* DIRECTIONS FOR THIS TASK *
Copy each line of the records that contains the word "text".

* EXTRACTED INFORMATION *
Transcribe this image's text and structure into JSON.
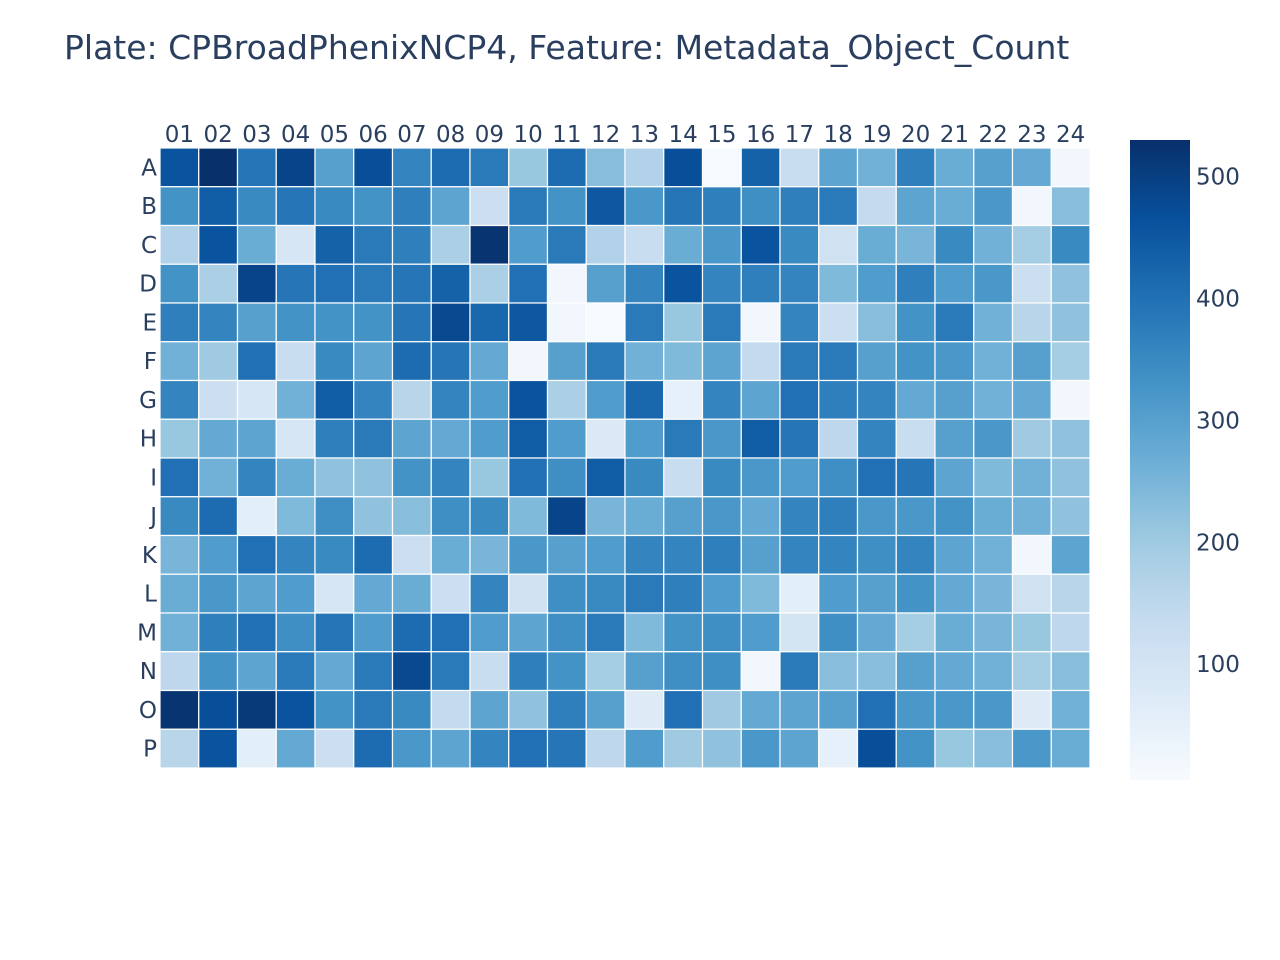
{
  "chart_data": {
    "type": "heatmap",
    "title": "Plate: CPBroadPhenixNCP4, Feature: Metadata_Object_Count",
    "xlabel": "",
    "ylabel": "",
    "x_categories": [
      "01",
      "02",
      "03",
      "04",
      "05",
      "06",
      "07",
      "08",
      "09",
      "10",
      "11",
      "12",
      "13",
      "14",
      "15",
      "16",
      "17",
      "18",
      "19",
      "20",
      "21",
      "22",
      "23",
      "24"
    ],
    "y_categories": [
      "A",
      "B",
      "C",
      "D",
      "E",
      "F",
      "G",
      "H",
      "I",
      "J",
      "K",
      "L",
      "M",
      "N",
      "O",
      "P"
    ],
    "z": [
      [
        460,
        530,
        390,
        490,
        300,
        470,
        360,
        410,
        380,
        210,
        410,
        230,
        170,
        470,
        10,
        430,
        130,
        290,
        260,
        370,
        270,
        300,
        280,
        20
      ],
      [
        330,
        440,
        350,
        390,
        350,
        330,
        370,
        290,
        120,
        380,
        330,
        450,
        320,
        390,
        370,
        340,
        370,
        380,
        140,
        290,
        270,
        320,
        20,
        230
      ],
      [
        170,
        460,
        270,
        90,
        430,
        380,
        370,
        180,
        520,
        310,
        380,
        170,
        130,
        270,
        320,
        460,
        350,
        110,
        270,
        250,
        350,
        260,
        190,
        350
      ],
      [
        330,
        180,
        490,
        390,
        400,
        380,
        390,
        430,
        180,
        400,
        20,
        300,
        360,
        460,
        360,
        370,
        360,
        240,
        310,
        370,
        310,
        320,
        120,
        220
      ],
      [
        370,
        360,
        300,
        330,
        330,
        330,
        390,
        480,
        420,
        450,
        20,
        10,
        380,
        210,
        380,
        20,
        360,
        120,
        230,
        330,
        380,
        260,
        160,
        220
      ],
      [
        260,
        200,
        400,
        130,
        350,
        290,
        410,
        390,
        280,
        20,
        300,
        380,
        260,
        240,
        290,
        140,
        380,
        380,
        300,
        330,
        320,
        260,
        300,
        190
      ],
      [
        360,
        120,
        90,
        260,
        440,
        360,
        160,
        360,
        310,
        460,
        180,
        310,
        420,
        50,
        360,
        290,
        400,
        370,
        360,
        280,
        300,
        260,
        280,
        20
      ],
      [
        210,
        280,
        290,
        90,
        370,
        380,
        290,
        280,
        310,
        440,
        310,
        80,
        310,
        380,
        320,
        440,
        390,
        150,
        360,
        130,
        300,
        320,
        200,
        220
      ],
      [
        400,
        260,
        360,
        270,
        220,
        220,
        330,
        360,
        210,
        400,
        340,
        440,
        350,
        130,
        350,
        320,
        310,
        340,
        400,
        390,
        290,
        240,
        260,
        220
      ],
      [
        350,
        410,
        60,
        240,
        340,
        220,
        230,
        340,
        350,
        240,
        490,
        250,
        270,
        300,
        320,
        280,
        360,
        370,
        320,
        320,
        330,
        270,
        260,
        220
      ],
      [
        250,
        310,
        400,
        360,
        350,
        410,
        120,
        270,
        250,
        320,
        300,
        310,
        360,
        360,
        370,
        300,
        360,
        360,
        340,
        360,
        290,
        260,
        20,
        290
      ],
      [
        270,
        320,
        290,
        310,
        90,
        280,
        270,
        120,
        360,
        110,
        340,
        350,
        380,
        370,
        310,
        240,
        60,
        310,
        300,
        330,
        280,
        250,
        110,
        160
      ],
      [
        260,
        370,
        400,
        340,
        390,
        310,
        410,
        400,
        310,
        290,
        340,
        380,
        240,
        330,
        340,
        310,
        100,
        340,
        280,
        190,
        270,
        250,
        210,
        150
      ],
      [
        150,
        330,
        290,
        380,
        280,
        380,
        480,
        380,
        130,
        370,
        330,
        190,
        300,
        340,
        340,
        20,
        380,
        230,
        230,
        300,
        280,
        260,
        190,
        230
      ],
      [
        520,
        470,
        510,
        460,
        330,
        380,
        350,
        140,
        290,
        220,
        370,
        300,
        70,
        400,
        200,
        280,
        290,
        300,
        400,
        320,
        320,
        320,
        70,
        260
      ],
      [
        160,
        460,
        60,
        280,
        120,
        410,
        320,
        290,
        360,
        400,
        390,
        150,
        310,
        200,
        220,
        320,
        290,
        50,
        470,
        330,
        210,
        230,
        320,
        270
      ]
    ],
    "zmin": 5,
    "zmax": 530,
    "colorscale": "Blues",
    "colorbar": {
      "ticks": [
        100,
        200,
        300,
        400,
        500
      ],
      "tick_labels": [
        "100",
        "200",
        "300",
        "400",
        "500"
      ]
    },
    "colors": {
      "low": "#f7fbff",
      "high": "#08306b",
      "text": "#2a3f5f",
      "cell_border": "#ffffff"
    }
  }
}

* EXPECTED OUTPUT *
Transcribe this image's text and structure into JSON.
      "text": "#2a3f5f",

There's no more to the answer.